> **Extracted information**
────────────────────────────────────────

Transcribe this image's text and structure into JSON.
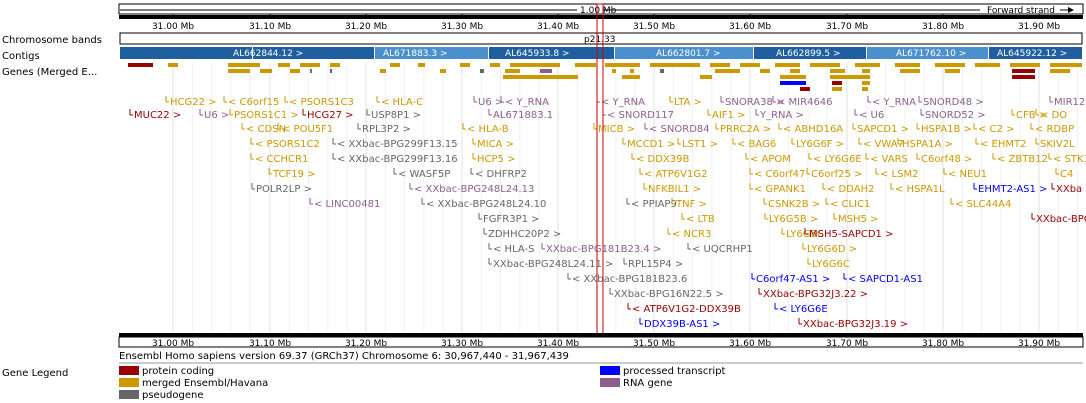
{
  "ruler": {
    "length_label": "1.00 Mb",
    "strand_label": "Forward strand"
  },
  "ticks": [
    "31.00 Mb",
    "31.10 Mb",
    "31.20 Mb",
    "31.30 Mb",
    "31.40 Mb",
    "31.50 Mb",
    "31.60 Mb",
    "31.70 Mb",
    "31.80 Mb",
    "31.90 Mb"
  ],
  "tracks": {
    "chromosome_bands": "Chromosome bands",
    "contigs": "Contigs",
    "genes": "Genes (Merged E..."
  },
  "band_label": "p21.33",
  "contigs": [
    "AL662844.12 >",
    "AL671883.3 >",
    "AL645933.8 >",
    "AL662801.7 >",
    "AL662899.5 >",
    "AL671762.10 >",
    "AL645922.12 >"
  ],
  "colors": {
    "protein_coding": "#990000",
    "merged": "#cc9900",
    "pseudogene": "#666666",
    "processed": "#0000ff",
    "rna": "#8c5e8c",
    "contig_dark": "#1f5fa0",
    "contig_light": "#4a90cc"
  },
  "genes": [
    {
      "text": "MUC22 >",
      "t": "pc"
    },
    {
      "text": "HCG22 >",
      "t": "m"
    },
    {
      "text": "< C6orf15",
      "t": "m"
    },
    {
      "text": "< PSORS1C3",
      "t": "m"
    },
    {
      "text": "HCG27 >",
      "t": "pc"
    },
    {
      "text": "U6 >",
      "t": "r"
    },
    {
      "text": "PSORS1C1 >",
      "t": "m"
    },
    {
      "text": "< CDSN",
      "t": "m"
    },
    {
      "text": "< POU5F1",
      "t": "m"
    },
    {
      "text": "< PSORS1C2",
      "t": "m"
    },
    {
      "text": "< CCHCR1",
      "t": "m"
    },
    {
      "text": "TCF19 >",
      "t": "m"
    },
    {
      "text": "POLR2LP >",
      "t": "p"
    },
    {
      "text": "< LINC00481",
      "t": "r"
    },
    {
      "text": "< HLA-C",
      "t": "m"
    },
    {
      "text": "USP8P1 >",
      "t": "p"
    },
    {
      "text": "RPL3P2 >",
      "t": "p"
    },
    {
      "text": "< HLA-B",
      "t": "m"
    },
    {
      "text": "< XXbac-BPG299F13.15",
      "t": "p"
    },
    {
      "text": "< XXbac-BPG299F13.16",
      "t": "p"
    },
    {
      "text": "< WASF5P",
      "t": "p"
    },
    {
      "text": "< XXbac-BPG248L24.13",
      "t": "r"
    },
    {
      "text": "< XXbac-BPG248L24.10",
      "t": "p"
    },
    {
      "text": "U6 >",
      "t": "r"
    },
    {
      "text": "< Y_RNA",
      "t": "r"
    },
    {
      "text": "AL671883.1",
      "t": "r"
    },
    {
      "text": "MICA >",
      "t": "m"
    },
    {
      "text": "HCP5 >",
      "t": "m"
    },
    {
      "text": "< DHFRP2",
      "t": "p"
    },
    {
      "text": "FGFR3P1 >",
      "t": "p"
    },
    {
      "text": "ZDHHC20P2 >",
      "t": "p"
    },
    {
      "text": "< HLA-S",
      "t": "p"
    },
    {
      "text": "XXbac-BPG181B23.4 >",
      "t": "r"
    },
    {
      "text": "XXbac-BPG248L24.11 >",
      "t": "p"
    },
    {
      "text": "< XXbac-BPG181B23.6",
      "t": "p"
    },
    {
      "text": "XXbac-BPG16N22.5 >",
      "t": "p"
    },
    {
      "text": "< Y_RNA",
      "t": "r"
    },
    {
      "text": "< SNORD117",
      "t": "r"
    },
    {
      "text": "MICB >",
      "t": "m"
    },
    {
      "text": "< SNORD84",
      "t": "r"
    },
    {
      "text": "MCCD1 >",
      "t": "m"
    },
    {
      "text": "< DDX39B",
      "t": "m"
    },
    {
      "text": "< ATP6V1G2",
      "t": "m"
    },
    {
      "text": "NFKBIL1 >",
      "t": "m"
    },
    {
      "text": "< PPIAP9",
      "t": "p"
    },
    {
      "text": "LTA >",
      "t": "m"
    },
    {
      "text": "AIF1 >",
      "t": "m"
    },
    {
      "text": "LST1 >",
      "t": "m"
    },
    {
      "text": "TNF >",
      "t": "m"
    },
    {
      "text": "< LTB",
      "t": "m"
    },
    {
      "text": "< NCR3",
      "t": "m"
    },
    {
      "text": "< UQCRHP1",
      "t": "p"
    },
    {
      "text": "RPL15P4 >",
      "t": "p"
    },
    {
      "text": "SNORA38 >",
      "t": "r"
    },
    {
      "text": "Y_RNA >",
      "t": "r"
    },
    {
      "text": "PRRC2A >",
      "t": "m"
    },
    {
      "text": "< BAG6",
      "t": "m"
    },
    {
      "text": "< APOM",
      "t": "m"
    },
    {
      "text": "< C6orf47",
      "t": "m"
    },
    {
      "text": "< GPANK1",
      "t": "m"
    },
    {
      "text": "CSNK2B >",
      "t": "m"
    },
    {
      "text": "LY6G5B >",
      "t": "m"
    },
    {
      "text": "LY6G5C",
      "t": "m"
    },
    {
      "text": "< MIR4646",
      "t": "r"
    },
    {
      "text": "< ABHD16A",
      "t": "m"
    },
    {
      "text": "LY6G6F >",
      "t": "m"
    },
    {
      "text": "< LY6G6E",
      "t": "m"
    },
    {
      "text": "C6orf25 >",
      "t": "m"
    },
    {
      "text": "< DDAH2",
      "t": "m"
    },
    {
      "text": "< CLIC1",
      "t": "m"
    },
    {
      "text": "MSH5 >",
      "t": "m"
    },
    {
      "text": "MSH5-SAPCD1 >",
      "t": "pc"
    },
    {
      "text": "LY6G6D >",
      "t": "m"
    },
    {
      "text": "LY6G6C",
      "t": "m"
    },
    {
      "text": "< Y_RNA",
      "t": "r"
    },
    {
      "text": "< U6",
      "t": "r"
    },
    {
      "text": "SAPCD1 >",
      "t": "m"
    },
    {
      "text": "< VWA7",
      "t": "m"
    },
    {
      "text": "< VARS",
      "t": "m"
    },
    {
      "text": "< LSM2",
      "t": "m"
    },
    {
      "text": "< HSPA1L",
      "t": "m"
    },
    {
      "text": "SNORD48 >",
      "t": "r"
    },
    {
      "text": "SNORD52 >",
      "t": "r"
    },
    {
      "text": "HSPA1B >",
      "t": "m"
    },
    {
      "text": "HSPA1A >",
      "t": "m"
    },
    {
      "text": "C6orf48 >",
      "t": "m"
    },
    {
      "text": "< NEU1",
      "t": "m"
    },
    {
      "text": "< SLC44A4",
      "t": "m"
    },
    {
      "text": "EHMT2-AS1 >",
      "t": "pt"
    },
    {
      "text": "< C2 >",
      "t": "m"
    },
    {
      "text": "< EHMT2",
      "t": "m"
    },
    {
      "text": "< ZBTB12",
      "t": "m"
    },
    {
      "text": "MIR12",
      "t": "r"
    },
    {
      "text": "CFB >",
      "t": "m"
    },
    {
      "text": "< DO",
      "t": "m"
    },
    {
      "text": "< RDBP",
      "t": "m"
    },
    {
      "text": "SKIV2L",
      "t": "m"
    },
    {
      "text": "< STK1",
      "t": "m"
    },
    {
      "text": "C4",
      "t": "m"
    },
    {
      "text": "XXba",
      "t": "pc"
    },
    {
      "text": "XXbac-BPG11",
      "t": "pc"
    },
    {
      "text": "C6orf47-AS1 >",
      "t": "pt"
    },
    {
      "text": "< SAPCD1-AS1",
      "t": "pt"
    },
    {
      "text": "XXbac-BPG32J3.22 >",
      "t": "pc"
    },
    {
      "text": "< LY6G6E",
      "t": "pt"
    },
    {
      "text": "< ATP6V1G2-DDX39B",
      "t": "pc"
    },
    {
      "text": "DDX39B-AS1 >",
      "t": "pt"
    },
    {
      "text": "XXbac-BPG32J3.19 >",
      "t": "pc"
    }
  ],
  "footer": {
    "description": "Ensembl Homo sapiens version 69.37 (GRCh37) Chromosome 6: 30,967,440 - 31,967,439"
  },
  "legend": {
    "title": "Gene Legend",
    "items": [
      {
        "label": "protein coding",
        "color": "#990000"
      },
      {
        "label": "merged Ensembl/Havana",
        "color": "#cc9900"
      },
      {
        "label": "pseudogene",
        "color": "#666666"
      },
      {
        "label": "processed transcript",
        "color": "#0000ff"
      },
      {
        "label": "RNA gene",
        "color": "#8c5e8c"
      }
    ]
  }
}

────────────────────────────────────────

> **To do**
Among the lines of the preceding data, which ones hold the word "XXbac"? List them.

> **Output for this exercise**
      "text": "< XXbac-BPG299F13.15",
      "text": "< XXbac-BPG299F13.16",
      "text": "< XXbac-BPG248L24.13",
      "text": "< XXbac-BPG248L24.10",
      "text": "XXbac-BPG181B23.4 >",
      "text": "XXbac-BPG248L24.11 >",
      "text": "< XXbac-BPG181B23.6",
      "text": "XXbac-BPG16N22.5 >",
      "text": "XXbac-BPG11",
      "text": "XXbac-BPG32J3.22 >",
      "text": "XXbac-BPG32J3.19 >",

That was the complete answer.